WORK TO BE COMPLETED:
Copy only what runs from the line containing "Read out every word on this page." through the end of the material below, line for line, with both ends included.

=== SUPPLIED INFORMATION ===

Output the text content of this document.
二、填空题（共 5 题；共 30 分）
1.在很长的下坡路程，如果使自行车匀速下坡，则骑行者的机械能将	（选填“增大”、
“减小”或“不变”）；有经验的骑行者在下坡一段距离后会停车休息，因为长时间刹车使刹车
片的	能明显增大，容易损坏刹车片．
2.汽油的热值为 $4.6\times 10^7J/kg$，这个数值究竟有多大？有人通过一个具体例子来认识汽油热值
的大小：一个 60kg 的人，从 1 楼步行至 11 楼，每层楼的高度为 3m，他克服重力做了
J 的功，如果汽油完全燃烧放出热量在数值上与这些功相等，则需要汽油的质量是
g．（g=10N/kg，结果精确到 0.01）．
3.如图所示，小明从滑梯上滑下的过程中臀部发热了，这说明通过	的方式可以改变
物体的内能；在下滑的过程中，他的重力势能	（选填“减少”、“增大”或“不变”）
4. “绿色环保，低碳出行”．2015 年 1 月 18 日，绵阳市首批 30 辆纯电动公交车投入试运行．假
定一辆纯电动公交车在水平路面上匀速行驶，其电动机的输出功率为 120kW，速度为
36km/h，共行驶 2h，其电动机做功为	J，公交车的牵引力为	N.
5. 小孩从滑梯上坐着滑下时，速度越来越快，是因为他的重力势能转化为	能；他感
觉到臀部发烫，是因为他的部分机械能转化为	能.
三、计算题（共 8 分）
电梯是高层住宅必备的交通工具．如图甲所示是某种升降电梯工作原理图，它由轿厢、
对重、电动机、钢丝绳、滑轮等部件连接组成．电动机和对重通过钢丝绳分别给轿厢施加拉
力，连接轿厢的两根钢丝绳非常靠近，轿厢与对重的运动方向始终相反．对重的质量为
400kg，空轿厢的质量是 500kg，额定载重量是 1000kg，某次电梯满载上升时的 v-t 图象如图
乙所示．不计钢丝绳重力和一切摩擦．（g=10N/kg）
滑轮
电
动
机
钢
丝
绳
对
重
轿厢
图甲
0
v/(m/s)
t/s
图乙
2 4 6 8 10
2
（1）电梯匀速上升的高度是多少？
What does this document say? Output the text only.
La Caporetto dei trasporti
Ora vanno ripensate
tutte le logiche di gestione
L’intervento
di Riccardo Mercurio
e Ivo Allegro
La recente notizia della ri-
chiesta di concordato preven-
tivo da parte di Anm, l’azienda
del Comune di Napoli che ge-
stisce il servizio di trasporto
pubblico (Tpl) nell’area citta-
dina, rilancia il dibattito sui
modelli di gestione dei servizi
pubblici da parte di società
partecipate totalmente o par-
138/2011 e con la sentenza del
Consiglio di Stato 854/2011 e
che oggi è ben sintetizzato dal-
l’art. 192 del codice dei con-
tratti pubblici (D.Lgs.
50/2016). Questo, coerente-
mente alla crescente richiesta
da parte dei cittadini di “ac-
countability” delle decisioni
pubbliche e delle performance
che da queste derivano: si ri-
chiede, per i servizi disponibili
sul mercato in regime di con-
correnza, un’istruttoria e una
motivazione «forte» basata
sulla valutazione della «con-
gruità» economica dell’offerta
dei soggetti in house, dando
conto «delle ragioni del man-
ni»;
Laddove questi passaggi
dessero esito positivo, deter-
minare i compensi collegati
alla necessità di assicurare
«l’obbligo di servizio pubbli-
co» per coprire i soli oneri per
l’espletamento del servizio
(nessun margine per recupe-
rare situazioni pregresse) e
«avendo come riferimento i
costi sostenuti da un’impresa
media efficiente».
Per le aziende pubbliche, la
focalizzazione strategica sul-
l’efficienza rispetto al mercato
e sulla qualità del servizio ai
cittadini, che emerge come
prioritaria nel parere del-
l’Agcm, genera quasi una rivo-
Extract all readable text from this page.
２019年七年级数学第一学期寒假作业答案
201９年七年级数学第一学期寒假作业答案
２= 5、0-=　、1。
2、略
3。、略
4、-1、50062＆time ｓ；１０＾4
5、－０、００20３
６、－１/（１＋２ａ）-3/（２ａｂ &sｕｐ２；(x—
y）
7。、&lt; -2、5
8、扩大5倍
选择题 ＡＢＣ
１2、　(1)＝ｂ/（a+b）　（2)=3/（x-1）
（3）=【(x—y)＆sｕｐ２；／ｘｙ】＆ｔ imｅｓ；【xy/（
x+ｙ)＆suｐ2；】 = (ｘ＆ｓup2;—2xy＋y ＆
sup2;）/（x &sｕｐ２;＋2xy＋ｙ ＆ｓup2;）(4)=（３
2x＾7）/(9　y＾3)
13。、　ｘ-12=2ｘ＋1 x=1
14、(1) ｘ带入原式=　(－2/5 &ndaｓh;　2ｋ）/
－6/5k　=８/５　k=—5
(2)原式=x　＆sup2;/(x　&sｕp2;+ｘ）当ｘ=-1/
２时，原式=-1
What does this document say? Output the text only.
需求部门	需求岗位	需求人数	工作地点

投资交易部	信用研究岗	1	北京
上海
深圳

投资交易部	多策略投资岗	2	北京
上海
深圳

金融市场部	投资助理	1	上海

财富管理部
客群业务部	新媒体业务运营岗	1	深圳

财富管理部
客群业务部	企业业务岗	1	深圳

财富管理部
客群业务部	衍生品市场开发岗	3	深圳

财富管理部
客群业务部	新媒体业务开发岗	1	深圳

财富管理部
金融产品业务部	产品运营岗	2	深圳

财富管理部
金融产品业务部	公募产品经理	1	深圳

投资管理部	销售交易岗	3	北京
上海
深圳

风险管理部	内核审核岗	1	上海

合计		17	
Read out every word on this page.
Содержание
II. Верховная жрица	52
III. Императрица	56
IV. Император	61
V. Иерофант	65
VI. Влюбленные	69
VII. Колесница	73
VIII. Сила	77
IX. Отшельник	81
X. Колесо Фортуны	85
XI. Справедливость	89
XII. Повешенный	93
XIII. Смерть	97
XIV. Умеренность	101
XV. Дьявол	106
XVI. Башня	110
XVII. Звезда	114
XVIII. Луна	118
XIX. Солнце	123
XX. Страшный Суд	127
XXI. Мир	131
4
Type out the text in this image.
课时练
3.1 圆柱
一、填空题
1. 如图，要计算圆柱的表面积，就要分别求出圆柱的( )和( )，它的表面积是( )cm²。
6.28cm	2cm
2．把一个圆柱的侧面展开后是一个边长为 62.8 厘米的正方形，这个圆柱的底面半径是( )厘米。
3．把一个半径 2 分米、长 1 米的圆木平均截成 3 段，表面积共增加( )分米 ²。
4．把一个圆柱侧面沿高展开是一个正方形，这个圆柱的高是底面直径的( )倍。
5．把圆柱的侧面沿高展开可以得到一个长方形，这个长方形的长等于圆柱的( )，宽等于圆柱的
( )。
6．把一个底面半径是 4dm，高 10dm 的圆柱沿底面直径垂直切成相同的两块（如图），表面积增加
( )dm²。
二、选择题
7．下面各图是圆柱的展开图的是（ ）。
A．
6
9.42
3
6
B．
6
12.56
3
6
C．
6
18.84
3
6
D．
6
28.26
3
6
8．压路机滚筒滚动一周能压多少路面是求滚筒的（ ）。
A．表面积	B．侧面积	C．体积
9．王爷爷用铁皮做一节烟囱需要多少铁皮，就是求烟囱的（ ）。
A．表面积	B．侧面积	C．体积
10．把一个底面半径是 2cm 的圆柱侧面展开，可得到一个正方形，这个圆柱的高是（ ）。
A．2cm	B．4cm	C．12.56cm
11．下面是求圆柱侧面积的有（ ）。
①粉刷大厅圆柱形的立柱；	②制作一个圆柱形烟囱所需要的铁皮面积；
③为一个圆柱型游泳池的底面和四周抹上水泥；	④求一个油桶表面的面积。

===

OUTPUT FOR THIS TASK:
Read out every word on this page.
Содержание
II. Верховная жрица	52
III. Императрица	56
IV. Император	61
V. Иерофант	65
VI. Влюбленные	69
VII. Колесница	73
VIII. Сила	77
IX. Отшельник	81
X. Колесо Фортуны	85
XI. Справедливость	89
XII. Повешенный	93
XIII. Смерть	97
XIV. Умеренность	101
XV. Дьявол	106
XVI. Башня	110
XVII. Звезда	114
XVIII. Луна	118
XIX. Солнце	123
XX. Страшный Суд	127
XXI. Мир	131
4
Type out the text in this image.
课时练
3.1 圆柱
一、填空题
1. 如图，要计算圆柱的表面积，就要分别求出圆柱的( )和( )，它的表面积是( )cm²。
6.28cm	2cm
2．把一个圆柱的侧面展开后是一个边长为 62.8 厘米的正方形，这个圆柱的底面半径是( )厘米。
3．把一个半径 2 分米、长 1 米的圆木平均截成 3 段，表面积共增加( )分米 ²。
4．把一个圆柱侧面沿高展开是一个正方形，这个圆柱的高是底面直径的( )倍。
5．把圆柱的侧面沿高展开可以得到一个长方形，这个长方形的长等于圆柱的( )，宽等于圆柱的
( )。
6．把一个底面半径是 4dm，高 10dm 的圆柱沿底面直径垂直切成相同的两块（如图），表面积增加
( )dm²。
二、选择题
7．下面各图是圆柱的展开图的是（ ）。
A．
6
9.42
3
6
B．
6
12.56
3
6
C．
6
18.84
3
6
D．
6
28.26
3
6
8．压路机滚筒滚动一周能压多少路面是求滚筒的（ ）。
A．表面积	B．侧面积	C．体积
9．王爷爷用铁皮做一节烟囱需要多少铁皮，就是求烟囱的（ ）。
A．表面积	B．侧面积	C．体积
10．把一个底面半径是 2cm 的圆柱侧面展开，可得到一个正方形，这个圆柱的高是（ ）。
A．2cm	B．4cm	C．12.56cm
11．下面是求圆柱侧面积的有（ ）。
①粉刷大厅圆柱形的立柱；	②制作一个圆柱形烟囱所需要的铁皮面积；
③为一个圆柱型游泳池的底面和四周抹上水泥；	④求一个油桶表面的面积。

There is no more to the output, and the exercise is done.